### INFORMATION SUPPLIED
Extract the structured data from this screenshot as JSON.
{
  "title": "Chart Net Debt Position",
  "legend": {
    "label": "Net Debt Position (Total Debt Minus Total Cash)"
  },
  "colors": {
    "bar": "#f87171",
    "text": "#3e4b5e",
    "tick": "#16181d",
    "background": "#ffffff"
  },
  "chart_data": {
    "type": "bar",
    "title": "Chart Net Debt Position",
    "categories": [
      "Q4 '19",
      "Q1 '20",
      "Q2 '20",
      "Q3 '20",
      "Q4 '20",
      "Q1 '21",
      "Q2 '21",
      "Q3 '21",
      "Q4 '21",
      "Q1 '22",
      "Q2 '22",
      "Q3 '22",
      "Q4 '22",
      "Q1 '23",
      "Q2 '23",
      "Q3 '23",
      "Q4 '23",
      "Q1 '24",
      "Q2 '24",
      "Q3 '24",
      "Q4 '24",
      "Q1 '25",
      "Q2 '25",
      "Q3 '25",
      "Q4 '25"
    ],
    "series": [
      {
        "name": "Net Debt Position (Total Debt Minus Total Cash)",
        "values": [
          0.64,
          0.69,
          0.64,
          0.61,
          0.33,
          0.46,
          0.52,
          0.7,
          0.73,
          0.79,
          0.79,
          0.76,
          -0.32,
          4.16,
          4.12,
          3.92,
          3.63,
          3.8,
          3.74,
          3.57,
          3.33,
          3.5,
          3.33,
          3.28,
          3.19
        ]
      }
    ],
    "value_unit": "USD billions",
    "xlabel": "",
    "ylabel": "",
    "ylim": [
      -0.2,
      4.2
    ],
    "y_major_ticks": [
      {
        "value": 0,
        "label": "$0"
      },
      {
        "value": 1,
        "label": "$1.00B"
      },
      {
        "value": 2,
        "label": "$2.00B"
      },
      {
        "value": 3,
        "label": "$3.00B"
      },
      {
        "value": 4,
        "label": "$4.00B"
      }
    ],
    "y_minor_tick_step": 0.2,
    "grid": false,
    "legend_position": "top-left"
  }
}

### WHAT YOU NEED TO DO
Return each entry from the material above exactly as it appears.

### RESULT FOR THIS TASK
Extract the structured data from this screenshot as JSON.
{
  "title": "Chart Net Debt Position",
  "legend": {
    "label": "Net Debt Position (Total Debt Minus Total Cash)"
  },
  "colors": {
    "bar": "#f87171",
    "text": "#3e4b5e",
    "tick": "#16181d",
    "background": "#ffffff"
  },
  "chart_data": {
    "type": "bar",
    "title": "Chart Net Debt Position",
    "categories": [
      "Q4 '19",
      "Q1 '20",
      "Q2 '20",
      "Q3 '20",
      "Q4 '20",
      "Q1 '21",
      "Q2 '21",
      "Q3 '21",
      "Q4 '21",
      "Q1 '22",
      "Q2 '22",
      "Q3 '22",
      "Q4 '22",
      "Q1 '23",
      "Q2 '23",
      "Q3 '23",
      "Q4 '23",
      "Q1 '24",
      "Q2 '24",
      "Q3 '24",
      "Q4 '24",
      "Q1 '25",
      "Q2 '25",
      "Q3 '25",
      "Q4 '25"
    ],
    "series": [
      {
        "name": "Net Debt Position (Total Debt Minus Total Cash)",
        "values": [
          0.64,
          0.69,
          0.64,
          0.61,
          0.33,
          0.46,
          0.52,
          0.7,
          0.73,
          0.79,
          0.79,
          0.76,
          -0.32,
          4.16,
          4.12,
          3.92,
          3.63,
          3.8,
          3.74,
          3.57,
          3.33,
          3.5,
          3.33,
          3.28,
          3.19
        ]
      }
    ],
    "value_unit": "USD billions",
    "xlabel": "",
    "ylabel": "",
    "ylim": [
      -0.2,
      4.2
    ],
    "y_major_ticks": [
      {
        "value": 0,
        "label": "$0"
      },
      {
        "value": 1,
        "label": "$1.00B"
      },
      {
        "value": 2,
        "label": "$2.00B"
      },
      {
        "value": 3,
        "label": "$3.00B"
      },
      {
        "value": 4,
        "label": "$4.00B"
      }
    ],
    "y_minor_tick_step": 0.2,
    "grid": false,
    "legend_position": "top-left"
  }
}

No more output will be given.